▶ _To be done_
Copy all lines below containing "können".

▶ _Data records_
· · ·
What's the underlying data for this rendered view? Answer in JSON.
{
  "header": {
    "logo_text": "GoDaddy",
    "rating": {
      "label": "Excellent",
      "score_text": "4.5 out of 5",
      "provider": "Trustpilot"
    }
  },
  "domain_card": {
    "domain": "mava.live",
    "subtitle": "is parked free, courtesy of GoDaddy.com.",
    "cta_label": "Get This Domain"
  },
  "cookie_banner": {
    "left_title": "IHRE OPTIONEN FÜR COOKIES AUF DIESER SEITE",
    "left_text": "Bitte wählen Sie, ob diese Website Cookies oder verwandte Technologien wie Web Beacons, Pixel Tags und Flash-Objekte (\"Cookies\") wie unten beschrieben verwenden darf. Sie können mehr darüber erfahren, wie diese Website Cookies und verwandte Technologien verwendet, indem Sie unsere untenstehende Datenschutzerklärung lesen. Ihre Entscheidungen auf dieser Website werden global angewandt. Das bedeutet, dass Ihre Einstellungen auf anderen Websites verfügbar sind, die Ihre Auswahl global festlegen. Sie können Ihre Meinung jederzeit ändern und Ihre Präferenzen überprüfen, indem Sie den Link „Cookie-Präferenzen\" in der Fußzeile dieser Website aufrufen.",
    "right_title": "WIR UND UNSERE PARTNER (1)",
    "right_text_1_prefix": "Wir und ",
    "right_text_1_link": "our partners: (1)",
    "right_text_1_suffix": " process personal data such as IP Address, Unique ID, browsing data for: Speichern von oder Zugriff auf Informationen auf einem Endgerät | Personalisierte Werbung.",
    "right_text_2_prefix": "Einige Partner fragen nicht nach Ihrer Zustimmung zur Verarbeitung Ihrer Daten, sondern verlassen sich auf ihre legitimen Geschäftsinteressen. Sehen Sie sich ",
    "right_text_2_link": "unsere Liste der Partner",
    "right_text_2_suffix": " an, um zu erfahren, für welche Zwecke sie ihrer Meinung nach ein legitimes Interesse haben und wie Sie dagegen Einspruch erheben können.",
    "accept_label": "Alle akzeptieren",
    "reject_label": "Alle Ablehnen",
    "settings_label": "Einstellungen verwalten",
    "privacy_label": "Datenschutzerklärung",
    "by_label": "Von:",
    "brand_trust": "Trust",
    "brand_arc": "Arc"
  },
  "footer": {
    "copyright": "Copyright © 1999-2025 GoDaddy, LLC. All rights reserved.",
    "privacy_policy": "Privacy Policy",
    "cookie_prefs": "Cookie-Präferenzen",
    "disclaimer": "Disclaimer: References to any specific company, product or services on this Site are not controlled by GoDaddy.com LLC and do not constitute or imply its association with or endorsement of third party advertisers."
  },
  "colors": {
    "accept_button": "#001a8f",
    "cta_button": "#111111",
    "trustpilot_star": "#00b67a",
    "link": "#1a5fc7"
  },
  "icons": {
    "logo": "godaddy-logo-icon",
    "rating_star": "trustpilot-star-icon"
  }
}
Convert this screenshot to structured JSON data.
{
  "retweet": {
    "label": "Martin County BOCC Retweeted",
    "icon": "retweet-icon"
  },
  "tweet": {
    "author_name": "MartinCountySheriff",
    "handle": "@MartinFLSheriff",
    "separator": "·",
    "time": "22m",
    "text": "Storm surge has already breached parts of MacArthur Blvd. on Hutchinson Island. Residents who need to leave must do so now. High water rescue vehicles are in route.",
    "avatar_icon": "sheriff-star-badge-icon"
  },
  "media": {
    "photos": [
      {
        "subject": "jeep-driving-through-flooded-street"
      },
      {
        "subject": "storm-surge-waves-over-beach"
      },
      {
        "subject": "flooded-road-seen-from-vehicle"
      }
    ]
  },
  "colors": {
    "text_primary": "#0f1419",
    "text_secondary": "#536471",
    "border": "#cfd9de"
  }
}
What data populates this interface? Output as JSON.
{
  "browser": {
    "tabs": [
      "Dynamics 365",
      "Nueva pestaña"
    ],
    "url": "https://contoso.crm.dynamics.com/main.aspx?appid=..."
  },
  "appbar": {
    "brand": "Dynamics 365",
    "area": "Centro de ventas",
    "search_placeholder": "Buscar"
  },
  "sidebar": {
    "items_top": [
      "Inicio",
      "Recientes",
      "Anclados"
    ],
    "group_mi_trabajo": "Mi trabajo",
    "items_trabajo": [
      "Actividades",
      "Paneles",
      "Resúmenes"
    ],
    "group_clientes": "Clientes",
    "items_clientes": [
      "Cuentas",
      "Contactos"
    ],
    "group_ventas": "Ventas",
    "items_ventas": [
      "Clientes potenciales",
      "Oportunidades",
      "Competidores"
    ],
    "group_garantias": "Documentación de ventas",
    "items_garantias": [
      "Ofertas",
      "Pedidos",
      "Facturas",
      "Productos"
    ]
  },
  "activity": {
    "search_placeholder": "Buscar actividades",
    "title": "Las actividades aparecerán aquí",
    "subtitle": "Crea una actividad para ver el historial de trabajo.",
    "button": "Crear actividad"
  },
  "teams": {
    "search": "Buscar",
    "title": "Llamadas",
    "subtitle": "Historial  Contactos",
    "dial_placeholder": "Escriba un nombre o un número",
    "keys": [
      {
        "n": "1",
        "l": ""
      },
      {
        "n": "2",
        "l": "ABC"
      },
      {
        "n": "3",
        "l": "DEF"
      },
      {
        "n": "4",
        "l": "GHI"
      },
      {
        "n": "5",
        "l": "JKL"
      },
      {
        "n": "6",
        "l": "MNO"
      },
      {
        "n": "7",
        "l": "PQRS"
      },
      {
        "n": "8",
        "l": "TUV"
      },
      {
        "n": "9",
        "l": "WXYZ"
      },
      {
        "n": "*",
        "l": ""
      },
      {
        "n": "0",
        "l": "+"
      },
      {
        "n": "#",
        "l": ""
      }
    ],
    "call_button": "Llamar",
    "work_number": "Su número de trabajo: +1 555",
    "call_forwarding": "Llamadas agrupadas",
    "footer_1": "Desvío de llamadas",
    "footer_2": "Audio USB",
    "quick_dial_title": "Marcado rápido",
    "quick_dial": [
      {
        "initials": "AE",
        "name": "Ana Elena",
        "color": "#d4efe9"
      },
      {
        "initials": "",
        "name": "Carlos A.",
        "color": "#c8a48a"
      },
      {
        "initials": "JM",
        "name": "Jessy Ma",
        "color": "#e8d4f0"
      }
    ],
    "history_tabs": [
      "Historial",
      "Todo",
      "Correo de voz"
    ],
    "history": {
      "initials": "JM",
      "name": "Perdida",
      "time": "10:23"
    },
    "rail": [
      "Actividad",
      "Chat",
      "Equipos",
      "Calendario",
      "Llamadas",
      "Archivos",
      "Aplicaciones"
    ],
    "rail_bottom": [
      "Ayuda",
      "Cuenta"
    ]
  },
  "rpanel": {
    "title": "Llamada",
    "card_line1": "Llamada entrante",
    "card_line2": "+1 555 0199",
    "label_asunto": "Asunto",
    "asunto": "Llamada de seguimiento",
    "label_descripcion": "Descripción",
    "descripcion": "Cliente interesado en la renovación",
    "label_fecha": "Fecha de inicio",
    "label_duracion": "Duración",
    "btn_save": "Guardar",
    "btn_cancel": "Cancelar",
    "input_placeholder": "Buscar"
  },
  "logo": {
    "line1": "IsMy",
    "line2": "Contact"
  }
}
· · ·
▶ _Reply_
    "left_text": "Bitte wählen Sie, ob diese Website Cookies oder verwandte Technologien wie Web Beacons, Pixel Tags und Flash-Objekte (\"Cookies\") wie unten beschrieben verwenden darf. Sie können mehr darüber erfahren, wie diese Website Cookies und verwandte Technologien verwendet, indem Sie unsere untenstehende Datenschutzerklärung lesen. Ihre Entscheidungen auf dieser Website werden global angewandt. Das bedeutet, dass Ihre Einstellungen auf anderen Websites verfügbar sind, die Ihre Auswahl global festlegen. Sie können Ihre Meinung jederzeit ändern und Ihre Präferenzen überprüfen, indem Sie den Link „Cookie-Präferenzen\" in der Fußzeile dieser Website aufrufen.",
    "right_text_2_suffix": " an, um zu erfahren, für welche Zwecke sie ihrer Meinung nach ein legitimes Interesse haben und wie Sie dagegen Einspruch erheben können.",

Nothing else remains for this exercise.